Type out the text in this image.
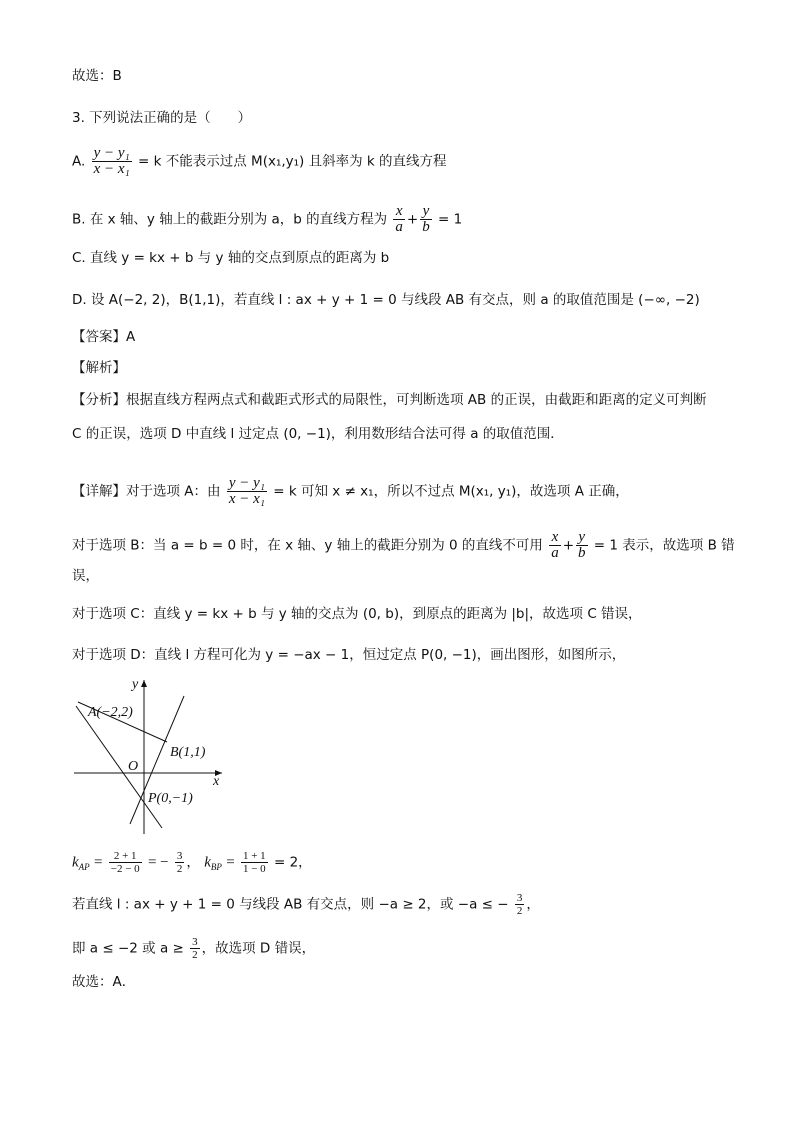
故选：B
3. 下列说法正确的是（　　）
A. $\frac{\text{y − y₁}}{\text{x − x₁}} = k$ 不能表示过点 M(x₁,y₁) 且斜率为 k 的直线方程
B. 在 x 轴、y 轴上的截距分别为 a，b 的直线方程为 $\frac{x}{a} + \frac{y}{b} = 1$
C. 直线 y = kx + b 与 y 轴的交点到原点的距离为 b
D. 设 A(−2, 2)，B(1,1)，若直线 l : ax + y + 1 = 0 与线段 AB 有交点，则 a 的取值范围是 (−∞, −2)
【答案】A
【解析】
【分析】根据直线方程两点式和截距式形式的局限性，可判断选项 AB 的正误，由截距和距离的定义可判断
C 的正误，选项 D 中直线 l 过定点 (0, −1)，利用数形结合法可得 a 的取值范围．
【详解】对于选项 A：由 $\frac{\text{y − y₁}}{\text{x − x₁}} = k$ 可知 x ≠ x₁，所以不过点 M(x₁, y₁)，故选项 A 正确，
对于选项 B：当 a = b = 0 时，在 x 轴、y 轴上的截距分别为 0 的直线不可用 $\frac{x}{a} + \frac{y}{b} = 1$ 表示，故选项 B 错
误，
对于选项 C：直线 y = kx + b 与 y 轴的交点为 (0, b)，到原点的距离为 |b|，故选项 C 错误，
对于选项 D：直线 l 方程可化为 y = −ax − 1，恒过定点 P(0, −1)，画出图形，如图所示，
y
x
O
A(−2,2)
B(1,1)
P(0,−1)
$k_{AP} = \frac{2 + 1}{-2 - 0}$ = − $\frac{3}{2}$ ， $k_{BP} = \frac{1 + 1}{1 - 0} = 2$，
若直线 l : ax + y + 1 = 0 与线段 AB 有交点，则 −a ≥ 2，或 −a ≤ − $\frac{3}{2}$ ，
即 a ≤ −2 或 $a \ge \frac{3}{2}$ ，故选项 D 错误，
故选：A．
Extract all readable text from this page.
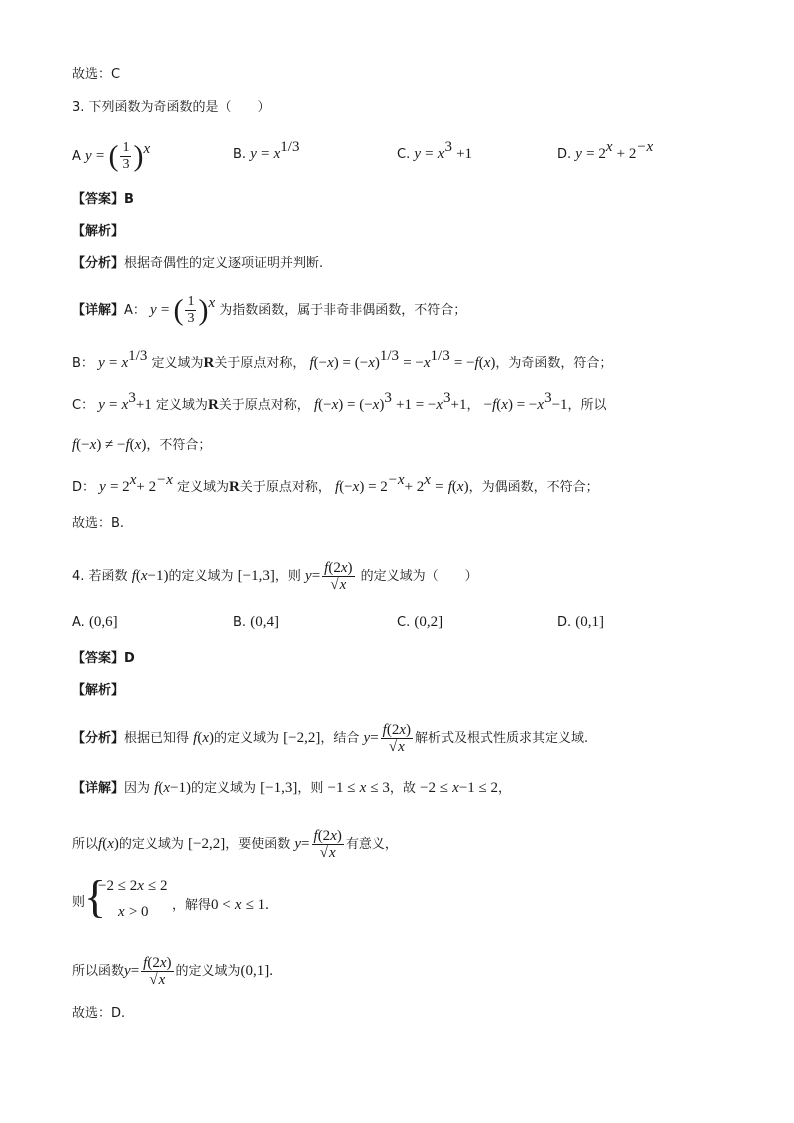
故选：C
3. 下列函数为奇函数的是（　　）
A y = ( $\frac{1}{3} )^x$	B. $y = x^{1/3}$	C. $y = x^3 +1$	D. $y = 2^x + 2^{-x}$
【答案】B
【解析】
【分析】根据奇偶性的定义逐项证明并判断.
【详解】A： y = ( $\frac{1}{3} )^x$ 为指数函数，属于非奇非偶函数，不符合；
B： $y = x^{1/3}$ 定义域为R关于原点对称， $f(-x) = (-x)^{1/3} = -x^{1/3} = -f(x)$，为奇函数，符合；
C： $y = x^3+1$ 定义域为R关于原点对称， $f(-x) = (-x)^3 +1 = -x^3+1$， $-f(x) = -x^3-1$，所以
f(−x) ≠ −f(x)，不符合；
D： $y = 2^x+ 2^{-x}$ 定义域为R关于原点对称， $f(-x) = 2^{-x}+ 2^x = f(x)$，为偶函数，不符合；
故选：B.
4. 若函数 f(x−1)的定义域为 [−1,3]，则 $y= \frac{f(2x)}{√x}$ 的定义域为（　　）
A. (0,6]	B. (0,4]	C. (0,2]	D. (0,1]
【答案】D
【解析】
【分析】根据已知得 f(x)的定义域为 [−2,2]，结合 $y= \frac{f(2x)}{√x}$ 解析式及根式性质求其定义域.
【详解】因为 f(x−1)的定义域为 [−1,3]，则 −1 ≤ x ≤ 3，故 −2 ≤ x−1 ≤ 2，
所以f(x)的定义域为 [−2,2]，要使函数 $y= \frac{f(2x)}{√x}$ 有意义，
则
{
−2 ≤ 2x ≤ 2
x > 0 ，解得0 < x ≤ 1.
所以函数$y= \frac{f(2x)}{√x}$ 的定义域为(0,1].
故选：D.
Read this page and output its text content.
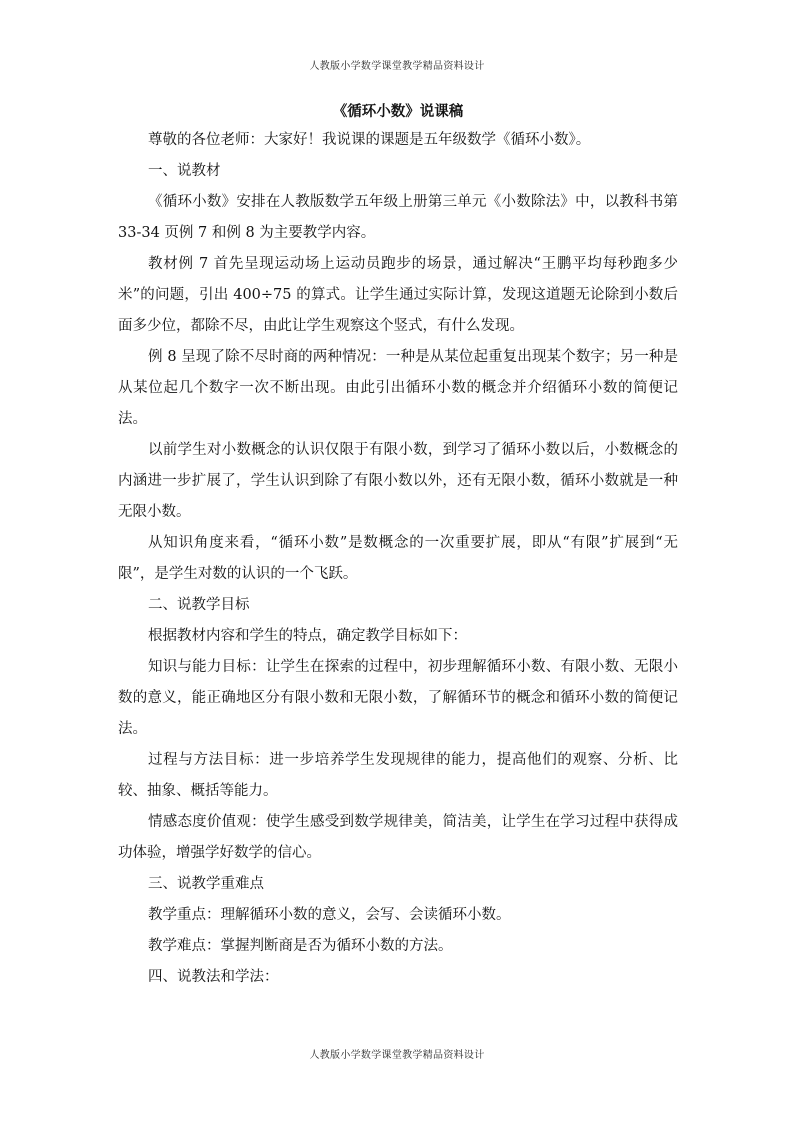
人教版小学数学课堂教学精品资料设计

《循环小数》说课稿

尊敬的各位老师：大家好！我说课的课题是五年级数学《循环小数》。

一、说教材

《循环小数》安排在人教版数学五年级上册第三单元《小数除法》中，以教科书第 33-34 页例 7 和例 8 为主要教学内容。

教材例 7 首先呈现运动场上运动员跑步的场景，通过解决“王鹏平均每秒跑多少米”的问题，引出 400÷75 的算式。让学生通过实际计算，发现这道题无论除到小数后面多少位，都除不尽，由此让学生观察这个竖式，有什么发现。

例 8 呈现了除不尽时商的两种情况：一种是从某位起重复出现某个数字；另一种是从某位起几个数字一次不断出现。由此引出循环小数的概念并介绍循环小数的简便记法。

以前学生对小数概念的认识仅限于有限小数，到学习了循环小数以后，小数概念的内涵进一步扩展了，学生认识到除了有限小数以外，还有无限小数，循环小数就是一种无限小数。

从知识角度来看，“循环小数”是数概念的一次重要扩展，即从“有限”扩展到“无限”，是学生对数的认识的一个飞跃。

二、说教学目标

根据教材内容和学生的特点，确定教学目标如下：

知识与能力目标：让学生在探索的过程中，初步理解循环小数、有限小数、无限小数的意义，能正确地区分有限小数和无限小数，了解循环节的概念和循环小数的简便记法。

过程与方法目标：进一步培养学生发现规律的能力，提高他们的观察、分析、比较、抽象、概括等能力。

情感态度价值观：使学生感受到数学规律美，简洁美，让学生在学习过程中获得成功体验，增强学好数学的信心。

三、说教学重难点

教学重点：理解循环小数的意义，会写、会读循环小数。

教学难点：掌握判断商是否为循环小数的方法。

四、说教法和学法：

人教版小学数学课堂教学精品资料设计
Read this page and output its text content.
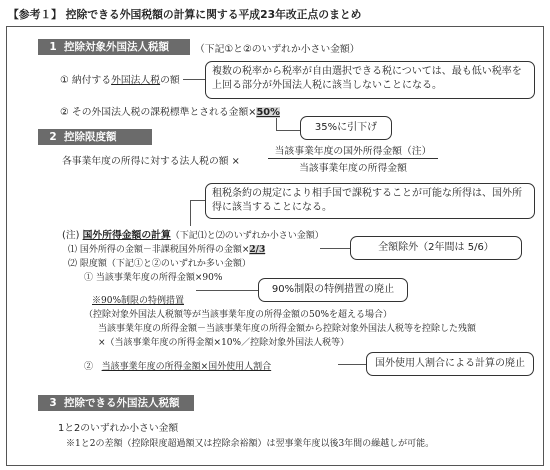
【参考１】 控除できる外国税額の計算に関する平成23年改正点のまとめ
1 控除対象外国法人税額	（下記①と②のいずれか小さい金額）
① 納付する外国法人税の額
複数の税率から税率が自由選択できる税については、最も低い税率を上回る部分が外国法人税に該当しないことになる。
② その外国法人税の課税標準とされる金額×50%
35%に引下げ
2 控除限度額
各事業年度の所得に対する法人税の額 ×
当該事業年度の国外所得金額（注）
当該事業年度の所得金額
租税条約の規定により相手国で課税することが可能な所得は、国外所得に該当することになる。
(注) 国外所得金額の計算（下記⑴と⑵のいずれか小さい金額）
⑴ 国外所得の金額－非課税国外所得の金額×2/3	全額除外（2年間は 5/6）
⑵ 限度額（下記①と②のいずれか多い金額）
① 当該事業年度の所得金額×90%
90%制限の特例措置の廃止
※90%制限の特例措置
（控除対象外国法人税額等が当該事業年度の所得金額の50%を超える場合）
当該事業年度の所得金額－当該事業年度の所得金額から控除対象外国法人税等を控除した残額
×（当該事業年度の所得金額×10%／控除対象外国法人税等）
② 当該事業年度の所得金額×国外使用人割合	国外使用人割合による計算の廃止
3 控除できる外国法人税額
1と2のいずれか小さい金額
※1と2の差額（控除限度超過額又は控除余裕額）は翌事業年度以後3年間の繰越しが可能。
_ _ _
• _Aim_: Which lines of the data include "轴上的截距分别为"? Copy each of them.

• _Exercise response_:
B. 在 x 轴、y 轴上的截距分别为 a，b 的直线方程为 $\frac{x}{a} + \frac{y}{b} = 1$
对于选项 B：当 a = b = 0 时，在 x 轴、y 轴上的截距分别为 0 的直线不可用 $\frac{x}{a} + \frac{y}{b} = 1$ 表示，故选项 B 错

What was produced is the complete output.